Begin Provided entries
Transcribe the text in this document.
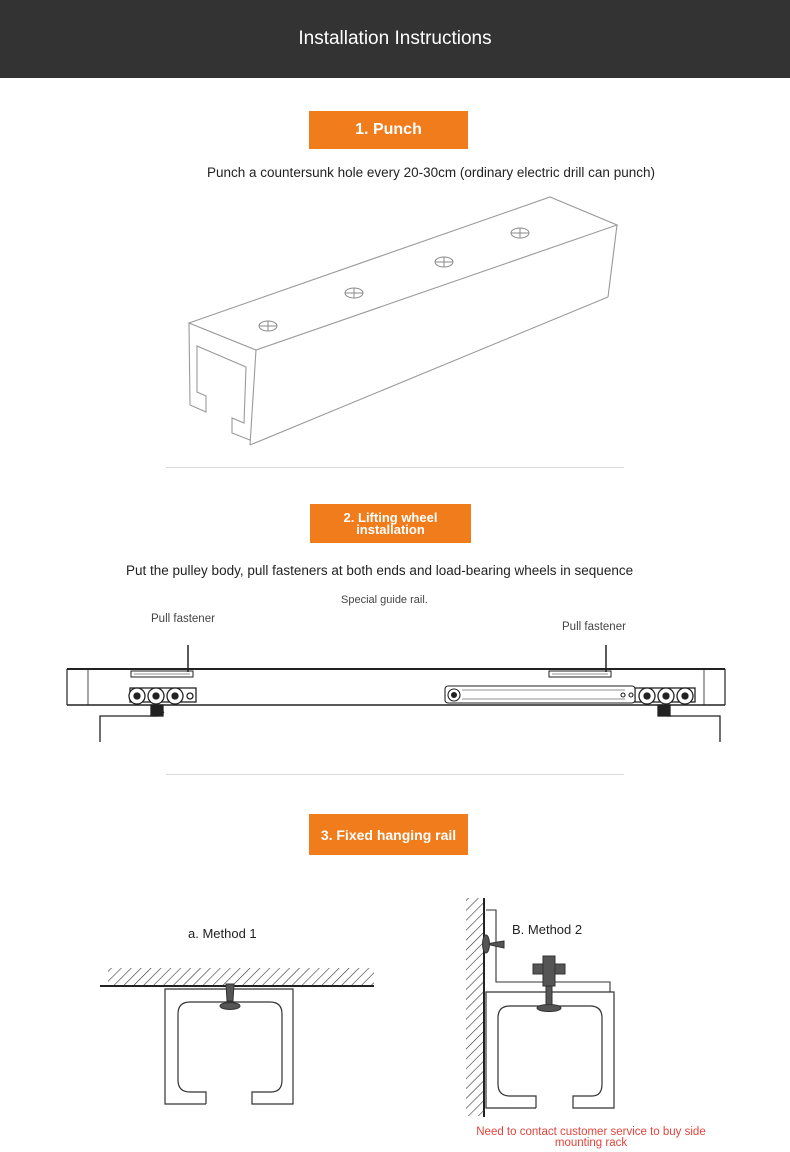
Installation Instructions
1. Punch
Punch a countersunk hole every 20-30cm (ordinary electric drill can punch)
2. Lifting wheel
installation
Put the pulley body, pull fasteners at both ends and load-bearing wheels in sequence
Special guide rail.
Pull fastener
Pull fastener
3. Fixed hanging rail
a. Method 1	B. Method 2
Need to contact customer service to buy side mounting rack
End Provided entries
From the records given above, reproduce all text exactly and exclude each picture.

- **In response**
Transcribe the text in this document.
Installation Instructions
1. Punch
Punch a countersunk hole every 20-30cm (ordinary electric drill can punch)
2. Lifting wheel
installation
Put the pulley body, pull fasteners at both ends and load-bearing wheels in sequence
Special guide rail.
Pull fastener
Pull fastener
3. Fixed hanging rail
a. Method 1	B. Method 2
Need to contact customer service to buy side mounting rack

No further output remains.